**Work required**
Any picture among the records should be left out, please; retype the rest exactly.
===== Information shown =====
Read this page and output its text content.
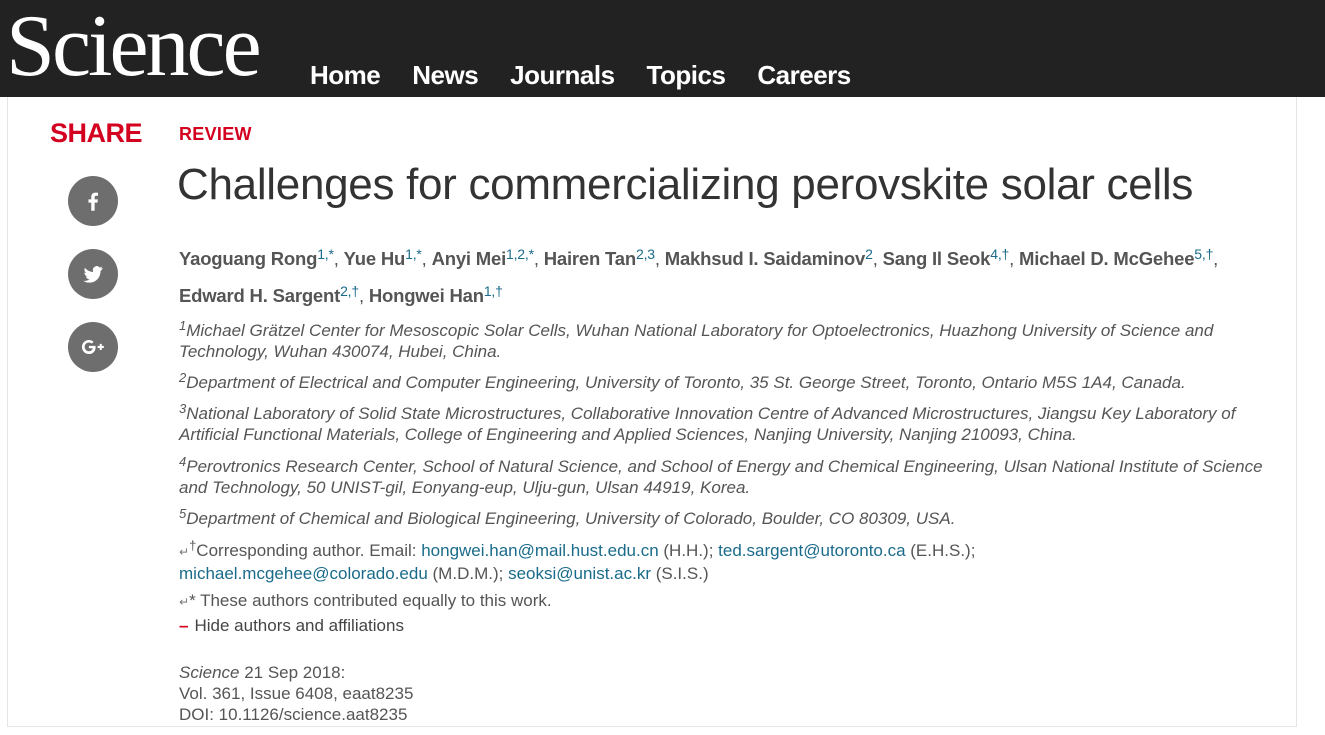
Science Home News Journals Topics Careers
SHARE REVIEW
Challenges for commercializing perovskite solar cells
Yaoguang Rong$^{1,*}$, Yue $Hu^{1,*}$, Anyi Mei$^{1,2,*}$, Hairen Tan$^{2,3}$, Makhsud I. Saidaminov$^2$, Sang Il Seok$^{4,\dagger}$, Michael D. McGehee$^{5,\dagger}$,
Edward H. Sargent$^{2,\dagger}$, Hongwei Han$^{1,\dagger}$
$^1$Michael Grätzel Center for Mesoscopic Solar Cells, Wuhan National Laboratory for Optoelectronics, Huazhong University of Science and Technology, Wuhan 430074, Hubei, China.
$^2$Department of Electrical and Computer Engineering, University of Toronto, 35 St. George Street, Toronto, Ontario M5S 1A4, Canada.
$^3$National Laboratory of Solid State Microstructures, Collaborative Innovation Centre of Advanced Microstructures, Jiangsu Key Laboratory of Artificial Functional Materials, College of Engineering and Applied Sciences, Nanjing University, Nanjing 210093, China.
$^4$Perovtronics Research Center, School of Natural Science, and School of Energy and Chemical Engineering, Ulsan National Institute of Science and Technology, 50 UNIST-gil, Eonyang-eup, Ulju-gun, Ulsan 44919, Korea.
$^5$Department of Chemical and Biological Engineering, University of Colorado, Boulder, CO 80309, USA.
↵†Corresponding author. Email: hongwei.han@mail.hust.edu.cn (H.H.); ted.sargent@utoronto.ca (E.H.S.);
michael.mcgehee@colorado.edu (M.D.M.); seoksi@unist.ac.kr (S.I.S.)
↵* These authors contributed equally to this work.
– Hide authors and affiliations
Science 21 Sep 2018:
Vol. 361, Issue 6408, eaat8235
DOI: 10.1126/science.aat8235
=====
**Solution**
Read this page and output its text content.
Science Home News Journals Topics Careers
SHARE REVIEW
Challenges for commercializing perovskite solar cells
Yaoguang Rong$^{1,*}$, Yue $Hu^{1,*}$, Anyi Mei$^{1,2,*}$, Hairen Tan$^{2,3}$, Makhsud I. Saidaminov$^2$, Sang Il Seok$^{4,\dagger}$, Michael D. McGehee$^{5,\dagger}$,
Edward H. Sargent$^{2,\dagger}$, Hongwei Han$^{1,\dagger}$
$^1$Michael Grätzel Center for Mesoscopic Solar Cells, Wuhan National Laboratory for Optoelectronics, Huazhong University of Science and Technology, Wuhan 430074, Hubei, China.
$^2$Department of Electrical and Computer Engineering, University of Toronto, 35 St. George Street, Toronto, Ontario M5S 1A4, Canada.
$^3$National Laboratory of Solid State Microstructures, Collaborative Innovation Centre of Advanced Microstructures, Jiangsu Key Laboratory of Artificial Functional Materials, College of Engineering and Applied Sciences, Nanjing University, Nanjing 210093, China.
$^4$Perovtronics Research Center, School of Natural Science, and School of Energy and Chemical Engineering, Ulsan National Institute of Science and Technology, 50 UNIST-gil, Eonyang-eup, Ulju-gun, Ulsan 44919, Korea.
$^5$Department of Chemical and Biological Engineering, University of Colorado, Boulder, CO 80309, USA.
↵†Corresponding author. Email: hongwei.han@mail.hust.edu.cn (H.H.); ted.sargent@utoronto.ca (E.H.S.);
michael.mcgehee@colorado.edu (M.D.M.); seoksi@unist.ac.kr (S.I.S.)
↵* These authors contributed equally to this work.
– Hide authors and affiliations
Science 21 Sep 2018:
Vol. 361, Issue 6408, eaat8235
DOI: 10.1126/science.aat8235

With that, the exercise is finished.